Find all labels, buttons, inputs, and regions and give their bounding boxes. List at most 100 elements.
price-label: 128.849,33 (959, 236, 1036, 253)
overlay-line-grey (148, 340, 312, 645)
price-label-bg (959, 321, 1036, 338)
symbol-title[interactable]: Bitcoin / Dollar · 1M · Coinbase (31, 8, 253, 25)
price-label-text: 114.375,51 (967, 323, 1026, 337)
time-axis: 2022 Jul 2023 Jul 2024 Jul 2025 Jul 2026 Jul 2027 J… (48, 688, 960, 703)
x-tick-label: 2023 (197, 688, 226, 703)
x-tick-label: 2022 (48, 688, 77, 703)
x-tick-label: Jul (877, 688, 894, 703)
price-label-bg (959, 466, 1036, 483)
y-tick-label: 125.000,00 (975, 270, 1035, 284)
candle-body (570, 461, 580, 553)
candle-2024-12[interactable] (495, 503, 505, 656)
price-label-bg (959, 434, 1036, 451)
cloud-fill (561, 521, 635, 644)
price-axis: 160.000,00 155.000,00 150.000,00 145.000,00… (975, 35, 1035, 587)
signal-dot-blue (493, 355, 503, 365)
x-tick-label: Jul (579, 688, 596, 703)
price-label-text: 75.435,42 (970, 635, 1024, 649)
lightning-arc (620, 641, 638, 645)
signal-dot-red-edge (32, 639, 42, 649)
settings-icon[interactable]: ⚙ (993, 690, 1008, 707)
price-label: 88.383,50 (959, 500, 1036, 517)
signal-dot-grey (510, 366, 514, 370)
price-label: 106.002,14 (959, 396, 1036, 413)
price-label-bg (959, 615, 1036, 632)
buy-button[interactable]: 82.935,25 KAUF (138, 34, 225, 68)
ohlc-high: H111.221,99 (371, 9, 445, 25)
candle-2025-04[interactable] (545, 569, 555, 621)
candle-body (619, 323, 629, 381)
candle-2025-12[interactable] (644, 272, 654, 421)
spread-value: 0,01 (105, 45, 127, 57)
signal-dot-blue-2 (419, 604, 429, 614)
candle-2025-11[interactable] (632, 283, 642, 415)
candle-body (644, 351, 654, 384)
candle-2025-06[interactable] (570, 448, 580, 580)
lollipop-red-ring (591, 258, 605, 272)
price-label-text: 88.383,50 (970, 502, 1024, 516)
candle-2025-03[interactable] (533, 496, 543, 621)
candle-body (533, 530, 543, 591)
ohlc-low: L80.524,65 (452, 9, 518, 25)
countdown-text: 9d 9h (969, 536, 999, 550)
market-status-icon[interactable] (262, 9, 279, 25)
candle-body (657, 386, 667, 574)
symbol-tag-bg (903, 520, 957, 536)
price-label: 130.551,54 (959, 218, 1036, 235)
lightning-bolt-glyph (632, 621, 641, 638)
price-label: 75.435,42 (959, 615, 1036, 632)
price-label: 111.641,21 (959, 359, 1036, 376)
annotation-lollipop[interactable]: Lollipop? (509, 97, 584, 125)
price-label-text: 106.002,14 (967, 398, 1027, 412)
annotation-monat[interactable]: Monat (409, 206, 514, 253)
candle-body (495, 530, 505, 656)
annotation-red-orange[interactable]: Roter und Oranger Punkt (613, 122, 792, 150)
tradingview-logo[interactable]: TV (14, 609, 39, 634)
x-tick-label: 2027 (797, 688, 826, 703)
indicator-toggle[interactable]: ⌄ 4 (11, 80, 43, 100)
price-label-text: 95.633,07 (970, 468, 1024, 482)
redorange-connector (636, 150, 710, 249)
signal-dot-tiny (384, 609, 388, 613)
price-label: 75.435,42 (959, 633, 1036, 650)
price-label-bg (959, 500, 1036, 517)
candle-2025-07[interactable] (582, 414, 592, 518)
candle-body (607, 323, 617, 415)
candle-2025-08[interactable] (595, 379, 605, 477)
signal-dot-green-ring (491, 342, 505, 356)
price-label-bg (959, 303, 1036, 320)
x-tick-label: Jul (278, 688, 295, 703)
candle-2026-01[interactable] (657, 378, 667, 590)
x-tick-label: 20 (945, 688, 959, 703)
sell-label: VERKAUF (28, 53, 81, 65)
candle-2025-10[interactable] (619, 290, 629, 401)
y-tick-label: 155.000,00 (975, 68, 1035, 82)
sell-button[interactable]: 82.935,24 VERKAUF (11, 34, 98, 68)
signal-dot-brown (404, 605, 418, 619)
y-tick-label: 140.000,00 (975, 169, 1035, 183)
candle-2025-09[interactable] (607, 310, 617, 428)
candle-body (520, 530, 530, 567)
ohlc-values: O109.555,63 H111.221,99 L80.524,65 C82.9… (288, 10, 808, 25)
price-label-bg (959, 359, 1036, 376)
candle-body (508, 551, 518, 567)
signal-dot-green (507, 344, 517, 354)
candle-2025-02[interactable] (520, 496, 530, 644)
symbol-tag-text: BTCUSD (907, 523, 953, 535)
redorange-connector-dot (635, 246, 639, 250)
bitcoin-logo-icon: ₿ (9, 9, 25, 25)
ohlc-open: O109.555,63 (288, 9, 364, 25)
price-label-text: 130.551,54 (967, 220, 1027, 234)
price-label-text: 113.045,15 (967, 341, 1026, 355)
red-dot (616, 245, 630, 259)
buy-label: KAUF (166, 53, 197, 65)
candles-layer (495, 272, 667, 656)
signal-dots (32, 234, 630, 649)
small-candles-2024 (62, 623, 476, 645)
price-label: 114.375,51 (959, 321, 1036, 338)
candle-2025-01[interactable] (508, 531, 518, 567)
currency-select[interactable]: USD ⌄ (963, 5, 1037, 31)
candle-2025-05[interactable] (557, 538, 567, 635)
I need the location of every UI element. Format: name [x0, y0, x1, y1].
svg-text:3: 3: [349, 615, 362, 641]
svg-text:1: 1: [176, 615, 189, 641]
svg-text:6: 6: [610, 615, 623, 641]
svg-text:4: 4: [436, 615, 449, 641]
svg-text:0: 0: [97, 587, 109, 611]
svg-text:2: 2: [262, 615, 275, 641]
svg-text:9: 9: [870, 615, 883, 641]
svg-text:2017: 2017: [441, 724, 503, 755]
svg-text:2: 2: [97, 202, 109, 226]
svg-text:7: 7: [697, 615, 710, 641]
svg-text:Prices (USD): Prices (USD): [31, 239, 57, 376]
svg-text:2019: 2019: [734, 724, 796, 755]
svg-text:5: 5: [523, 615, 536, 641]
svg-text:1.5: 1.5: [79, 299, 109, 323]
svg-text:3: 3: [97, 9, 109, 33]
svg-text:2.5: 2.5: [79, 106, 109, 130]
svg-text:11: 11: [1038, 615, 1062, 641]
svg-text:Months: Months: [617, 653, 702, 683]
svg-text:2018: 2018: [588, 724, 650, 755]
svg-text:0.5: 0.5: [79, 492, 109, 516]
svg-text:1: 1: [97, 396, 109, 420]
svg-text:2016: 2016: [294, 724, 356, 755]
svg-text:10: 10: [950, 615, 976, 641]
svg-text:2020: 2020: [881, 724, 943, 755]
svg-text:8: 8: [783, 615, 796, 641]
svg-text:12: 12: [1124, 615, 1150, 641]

§ **YOUR TASK**
Copy the listing above from its first line through the line containing "market-status-icon[interactable] (262, 9, 279, 25)", both included, reproducing each line unchanged.

§ **ANSWER BELOW**
Find all labels, buttons, inputs, and regions and give their bounding boxes. List at most 100 elements.
price-label: 128.849,33 (959, 236, 1036, 253)
overlay-line-grey (148, 340, 312, 645)
price-label-bg (959, 321, 1036, 338)
symbol-title[interactable]: Bitcoin / Dollar · 1M · Coinbase (31, 8, 253, 25)
price-label-text: 114.375,51 (967, 323, 1026, 337)
time-axis: 2022 Jul 2023 Jul 2024 Jul 2025 Jul 2026 Jul 2027 J… (48, 688, 960, 703)
x-tick-label: 2023 (197, 688, 226, 703)
x-tick-label: 2022 (48, 688, 77, 703)
x-tick-label: Jul (877, 688, 894, 703)
price-label-bg (959, 466, 1036, 483)
y-tick-label: 125.000,00 (975, 270, 1035, 284)
candle-body (570, 461, 580, 553)
candle-2024-12[interactable] (495, 503, 505, 656)
price-label-bg (959, 434, 1036, 451)
cloud-fill (561, 521, 635, 644)
price-axis: 160.000,00 155.000,00 150.000,00 145.000,00… (975, 35, 1035, 587)
signal-dot-blue (493, 355, 503, 365)
x-tick-label: Jul (579, 688, 596, 703)
price-label-text: 75.435,42 (970, 635, 1024, 649)
lightning-arc (620, 641, 638, 645)
signal-dot-red-edge (32, 639, 42, 649)
settings-icon[interactable]: ⚙ (993, 690, 1008, 707)
price-label: 88.383,50 (959, 500, 1036, 517)
signal-dot-grey (510, 366, 514, 370)
price-label: 106.002,14 (959, 396, 1036, 413)
price-label-bg (959, 615, 1036, 632)
buy-button[interactable]: 82.935,25 KAUF (138, 34, 225, 68)
ohlc-high: H111.221,99 (371, 9, 445, 25)
candle-2025-04[interactable] (545, 569, 555, 621)
candle-body (619, 323, 629, 381)
candle-2025-12[interactable] (644, 272, 654, 421)
spread-value: 0,01 (105, 45, 127, 57)
signal-dot-blue-2 (419, 604, 429, 614)
candle-2025-11[interactable] (632, 283, 642, 415)
candle-body (644, 351, 654, 384)
candle-2025-06[interactable] (570, 448, 580, 580)
lollipop-red-ring (591, 258, 605, 272)
price-label-text: 88.383,50 (970, 502, 1024, 516)
candle-2025-03[interactable] (533, 496, 543, 621)
candle-body (533, 530, 543, 591)
ohlc-low: L80.524,65 (452, 9, 518, 25)
countdown-text: 9d 9h (969, 536, 999, 550)
market-status-icon[interactable] (262, 9, 279, 25)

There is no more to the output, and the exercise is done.